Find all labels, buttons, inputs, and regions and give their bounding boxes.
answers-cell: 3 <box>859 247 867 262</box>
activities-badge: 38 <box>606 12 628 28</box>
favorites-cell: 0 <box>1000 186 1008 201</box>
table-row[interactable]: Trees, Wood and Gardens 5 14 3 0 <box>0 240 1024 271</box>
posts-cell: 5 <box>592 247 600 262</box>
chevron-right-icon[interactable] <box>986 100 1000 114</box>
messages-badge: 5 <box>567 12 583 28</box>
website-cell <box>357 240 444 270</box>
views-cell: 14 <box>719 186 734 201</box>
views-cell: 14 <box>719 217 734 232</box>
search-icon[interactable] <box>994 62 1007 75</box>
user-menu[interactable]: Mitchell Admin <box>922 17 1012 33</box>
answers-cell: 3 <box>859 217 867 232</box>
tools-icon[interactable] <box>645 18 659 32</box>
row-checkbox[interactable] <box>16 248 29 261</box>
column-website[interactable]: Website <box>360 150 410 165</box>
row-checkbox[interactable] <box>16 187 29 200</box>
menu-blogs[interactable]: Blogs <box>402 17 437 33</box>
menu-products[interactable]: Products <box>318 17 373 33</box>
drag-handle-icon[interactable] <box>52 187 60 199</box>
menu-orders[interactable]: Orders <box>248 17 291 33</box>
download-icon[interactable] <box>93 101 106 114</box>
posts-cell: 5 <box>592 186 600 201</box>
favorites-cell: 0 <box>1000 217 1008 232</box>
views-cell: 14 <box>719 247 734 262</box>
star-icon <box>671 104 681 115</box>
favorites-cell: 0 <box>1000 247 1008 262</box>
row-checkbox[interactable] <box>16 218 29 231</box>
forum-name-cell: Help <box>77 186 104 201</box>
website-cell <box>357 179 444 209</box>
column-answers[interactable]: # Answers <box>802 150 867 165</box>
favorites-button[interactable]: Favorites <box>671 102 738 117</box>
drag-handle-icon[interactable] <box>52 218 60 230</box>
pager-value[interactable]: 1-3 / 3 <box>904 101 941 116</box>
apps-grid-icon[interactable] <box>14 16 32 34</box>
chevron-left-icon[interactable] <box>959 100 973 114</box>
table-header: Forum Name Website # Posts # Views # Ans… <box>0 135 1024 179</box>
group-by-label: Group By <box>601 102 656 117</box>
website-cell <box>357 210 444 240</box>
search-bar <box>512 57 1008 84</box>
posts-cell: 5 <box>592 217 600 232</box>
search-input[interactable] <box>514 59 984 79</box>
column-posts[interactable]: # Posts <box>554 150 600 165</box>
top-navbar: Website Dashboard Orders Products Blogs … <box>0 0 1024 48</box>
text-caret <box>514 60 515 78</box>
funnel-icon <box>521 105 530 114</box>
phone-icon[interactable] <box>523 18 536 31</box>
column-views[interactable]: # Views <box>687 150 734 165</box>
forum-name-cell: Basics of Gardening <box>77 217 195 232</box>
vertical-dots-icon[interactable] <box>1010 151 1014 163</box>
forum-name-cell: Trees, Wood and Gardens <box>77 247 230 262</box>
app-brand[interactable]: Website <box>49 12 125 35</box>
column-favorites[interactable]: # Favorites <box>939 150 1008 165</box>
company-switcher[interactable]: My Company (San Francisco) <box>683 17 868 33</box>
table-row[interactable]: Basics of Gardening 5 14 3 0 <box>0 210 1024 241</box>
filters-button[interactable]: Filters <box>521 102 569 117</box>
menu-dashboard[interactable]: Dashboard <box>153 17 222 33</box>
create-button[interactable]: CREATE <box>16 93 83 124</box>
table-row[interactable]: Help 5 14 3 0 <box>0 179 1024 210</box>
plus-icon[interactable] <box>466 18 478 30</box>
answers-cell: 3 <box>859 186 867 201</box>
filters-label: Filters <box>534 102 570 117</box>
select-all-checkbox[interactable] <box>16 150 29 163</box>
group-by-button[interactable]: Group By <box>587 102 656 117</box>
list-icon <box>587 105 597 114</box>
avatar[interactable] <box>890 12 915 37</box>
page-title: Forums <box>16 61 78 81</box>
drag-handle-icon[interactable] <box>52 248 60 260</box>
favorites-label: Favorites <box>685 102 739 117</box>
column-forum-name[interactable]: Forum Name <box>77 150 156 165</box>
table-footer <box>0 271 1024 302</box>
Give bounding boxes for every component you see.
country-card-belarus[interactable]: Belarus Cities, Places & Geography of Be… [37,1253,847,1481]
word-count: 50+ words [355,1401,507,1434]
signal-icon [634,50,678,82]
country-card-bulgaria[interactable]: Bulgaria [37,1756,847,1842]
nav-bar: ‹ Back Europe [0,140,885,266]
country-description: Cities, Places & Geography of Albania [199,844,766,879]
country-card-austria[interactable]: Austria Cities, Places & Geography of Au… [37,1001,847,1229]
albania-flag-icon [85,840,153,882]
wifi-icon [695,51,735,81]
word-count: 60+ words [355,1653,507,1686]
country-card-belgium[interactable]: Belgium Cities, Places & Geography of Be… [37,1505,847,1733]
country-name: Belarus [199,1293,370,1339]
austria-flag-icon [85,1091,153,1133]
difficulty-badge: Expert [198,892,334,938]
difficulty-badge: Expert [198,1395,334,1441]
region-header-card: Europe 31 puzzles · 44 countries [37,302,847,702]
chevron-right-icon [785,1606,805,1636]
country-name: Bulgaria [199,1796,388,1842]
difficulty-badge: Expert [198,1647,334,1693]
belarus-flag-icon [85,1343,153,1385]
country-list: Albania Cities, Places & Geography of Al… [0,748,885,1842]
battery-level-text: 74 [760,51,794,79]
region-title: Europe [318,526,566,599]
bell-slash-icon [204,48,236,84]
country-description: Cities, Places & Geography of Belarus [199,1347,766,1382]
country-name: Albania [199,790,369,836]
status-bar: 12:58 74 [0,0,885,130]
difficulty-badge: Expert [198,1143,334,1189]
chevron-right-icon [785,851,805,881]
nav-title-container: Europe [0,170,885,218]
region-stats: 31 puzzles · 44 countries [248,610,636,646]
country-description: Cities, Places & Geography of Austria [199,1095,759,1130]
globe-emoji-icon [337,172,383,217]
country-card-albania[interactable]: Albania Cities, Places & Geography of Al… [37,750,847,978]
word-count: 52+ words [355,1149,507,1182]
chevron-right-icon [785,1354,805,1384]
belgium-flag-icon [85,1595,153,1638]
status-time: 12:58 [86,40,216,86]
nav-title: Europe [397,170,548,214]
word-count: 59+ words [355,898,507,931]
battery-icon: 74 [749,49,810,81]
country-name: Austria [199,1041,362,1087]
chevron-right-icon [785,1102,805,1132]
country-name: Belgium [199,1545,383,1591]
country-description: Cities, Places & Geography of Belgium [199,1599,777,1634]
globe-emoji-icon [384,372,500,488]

Exercise details: Output every line of the material as a numbered list, leaving out any blank lines.

The solution:
1. Find all labels, buttons, inputs, and regions and give their bounding boxes.
2. answers-cell: 3 <box>859 247 867 262</box>
3. activities-badge: 38 <box>606 12 628 28</box>
4. favorites-cell: 0 <box>1000 186 1008 201</box>
5. table-row[interactable]: Trees, Wood and Gardens 5 14 3 0 <box>0 240 1024 271</box>
6. posts-cell: 5 <box>592 247 600 262</box>
7. chevron-right-icon[interactable] <box>986 100 1000 114</box>
8. messages-badge: 5 <box>567 12 583 28</box>
9. website-cell <box>357 240 444 270</box>
10. views-cell: 14 <box>719 186 734 201</box>
11. views-cell: 14 <box>719 217 734 232</box>
12. search-icon[interactable] <box>994 62 1007 75</box>
13. user-menu[interactable]: Mitchell Admin <box>922 17 1012 33</box>
14. answers-cell: 3 <box>859 217 867 232</box>
15. tools-icon[interactable] <box>645 18 659 32</box>
16. row-checkbox[interactable] <box>16 248 29 261</box>
17. column-website[interactable]: Website <box>360 150 410 165</box>
18. row-checkbox[interactable] <box>16 187 29 200</box>
19. menu-blogs[interactable]: Blogs <box>402 17 437 33</box>
20. menu-products[interactable]: Products <box>318 17 373 33</box>
21. drag-handle-icon[interactable] <box>52 187 60 199</box>
22. menu-orders[interactable]: Orders <box>248 17 291 33</box>
23. download-icon[interactable] <box>93 101 106 114</box>
24. posts-cell: 5 <box>592 186 600 201</box>
25. favorites-cell: 0 <box>1000 217 1008 232</box>
26. views-cell: 14 <box>719 247 734 262</box>
27. star-icon <box>671 104 681 115</box>
28. favorites-cell: 0 <box>1000 247 1008 262</box>
29. row-checkbox[interactable] <box>16 218 29 231</box>
30. forum-name-cell: Help <box>77 186 104 201</box>
31. website-cell <box>357 179 444 209</box>
32. column-answers[interactable]: # Answers <box>802 150 867 165</box>
33. favorites-button[interactable]: Favorites <box>671 102 738 117</box>
34. drag-handle-icon[interactable] <box>52 218 60 230</box>
35. pager-value[interactable]: 1-3 / 3 <box>904 101 941 116</box>
36. apps-grid-icon[interactable] <box>14 16 32 34</box>
37. chevron-left-icon[interactable] <box>959 100 973 114</box>
38. table-header: Forum Name Website # Posts # Views # Ans… <box>0 135 1024 179</box>
39. group-by-label: Group By <box>601 102 656 117</box>
40. website-cell <box>357 210 444 240</box>
41. search-bar <box>512 57 1008 84</box>
42. posts-cell: 5 <box>592 217 600 232</box>
43. search-input[interactable] <box>514 59 984 79</box>
44. column-posts[interactable]: # Posts <box>554 150 600 165</box>
45. top-navbar: Website Dashboard Orders Products Blogs … <box>0 0 1024 48</box>
46. text-caret <box>514 60 515 78</box>
47. funnel-icon <box>521 105 530 114</box>
48. phone-icon[interactable] <box>523 18 536 31</box>
49. column-views[interactable]: # Views <box>687 150 734 165</box>
50. forum-name-cell: Basics of Gardening <box>77 217 195 232</box>
51. vertical-dots-icon[interactable] <box>1010 151 1014 163</box>
52. forum-name-cell: Trees, Wood and Gardens <box>77 247 230 262</box>
53. app-brand[interactable]: Website <box>49 12 125 35</box>
54. column-favorites[interactable]: # Favorites <box>939 150 1008 165</box>
55. company-switcher[interactable]: My Company (San Francisco) <box>683 17 868 33</box>
56. table-row[interactable]: Basics of Gardening 5 14 3 0 <box>0 210 1024 241</box>
57. filters-button[interactable]: Filters <box>521 102 569 117</box>
58. menu-dashboard[interactable]: Dashboard <box>153 17 222 33</box>
59. create-button[interactable]: CREATE <box>16 93 83 124</box>
60. table-row[interactable]: Help 5 14 3 0 <box>0 179 1024 210</box>
61. plus-icon[interactable] <box>466 18 478 30</box>
62. answers-cell: 3 <box>859 186 867 201</box>
63. filters-label: Filters <box>534 102 570 117</box>
64. select-all-checkbox[interactable] <box>16 150 29 163</box>
65. group-by-button[interactable]: Group By <box>587 102 656 117</box>
66. list-icon <box>587 105 597 114</box>
67. avatar[interactable] <box>890 12 915 37</box>
68. page-title: Forums <box>16 61 78 81</box>
69. drag-handle-icon[interactable] <box>52 248 60 260</box>
70. favorites-label: Favorites <box>685 102 739 117</box>
71. column-forum-name[interactable]: Forum Name <box>77 150 156 165</box>
72. table-footer <box>0 271 1024 302</box>
73. Give bounding boxes for every component you see.
74. country-card-belarus[interactable]: Belarus Cities, Places & Geography of Be… [37,1253,847,1481]
75. word-count: 50+ words [355,1401,507,1434]
76. signal-icon [634,50,678,82]
77. country-card-bulgaria[interactable]: Bulgaria [37,1756,847,1842]
78. nav-bar: ‹ Back Europe [0,140,885,266]
79. country-description: Cities, Places & Geography of Albania [199,844,766,879]
80. country-card-austria[interactable]: Austria Cities, Places & Geography of Au… [37,1001,847,1229]
81. albania-flag-icon [85,840,153,882]
82. wifi-icon [695,51,735,81]
83. word-count: 60+ words [355,1653,507,1686]
84. country-card-belgium[interactable]: Belgium Cities, Places & Geography of Be… [37,1505,847,1733]
85. country-name: Belarus [199,1293,370,1339]
86. austria-flag-icon [85,1091,153,1133]
87. difficulty-badge: Expert [198,892,334,938]
88. difficulty-badge: Expert [198,1395,334,1441]
89. region-header-card: Europe 31 puzzles · 44 countries [37,302,847,702]
90. chevron-right-icon [785,1606,805,1636]
91. country-name: Bulgaria [199,1796,388,1842]
92. difficulty-badge: Expert [198,1647,334,1693]
93. belarus-flag-icon [85,1343,153,1385]
94. country-list: Albania Cities, Places & Geography of Al… [0,748,885,1842]
95. battery-level-text: 74 [760,51,794,79]
96. region-title: Europe [318,526,566,599]
97. bell-slash-icon [204,48,236,84]
98. country-description: Cities, Places & Geography of Belarus [199,1347,766,1382]
99. country-name: Albania [199,790,369,836]
100. status-bar: 12:58 74 [0,0,885,130]
101. difficulty-badge: Expert [198,1143,334,1189]
102. chevron-right-icon [785,851,805,881]
103. nav-title-container: Europe [0,170,885,218]
104. region-stats: 31 puzzles · 44 countries [248,610,636,646]
105. country-description: Cities, Places & Geography of Austria [199,1095,759,1130]
106. globe-emoji-icon [337,172,383,217]
107. country-card-albania[interactable]: Albania Cities, Places & Geography of Al… [37,750,847,978]
108. word-count: 52+ words [355,1149,507,1182]
109. chevron-right-icon [785,1354,805,1384]
110. belgium-flag-icon [85,1595,153,1638]
111. status-time: 12:58 [86,40,216,86]
112. nav-title: Europe [397,170,548,214]
113. word-count: 59+ words [355,898,507,931]
114. battery-icon: 74 [749,49,810,81]
115. country-name: Austria [199,1041,362,1087]
116. chevron-right-icon [785,1102,805,1132]
117. country-name: Belgium [199,1545,383,1591]
118. country-description: Cities, Places & Geography of Belgium [199,1599,777,1634]
119. globe-emoji-icon [384,372,500,488]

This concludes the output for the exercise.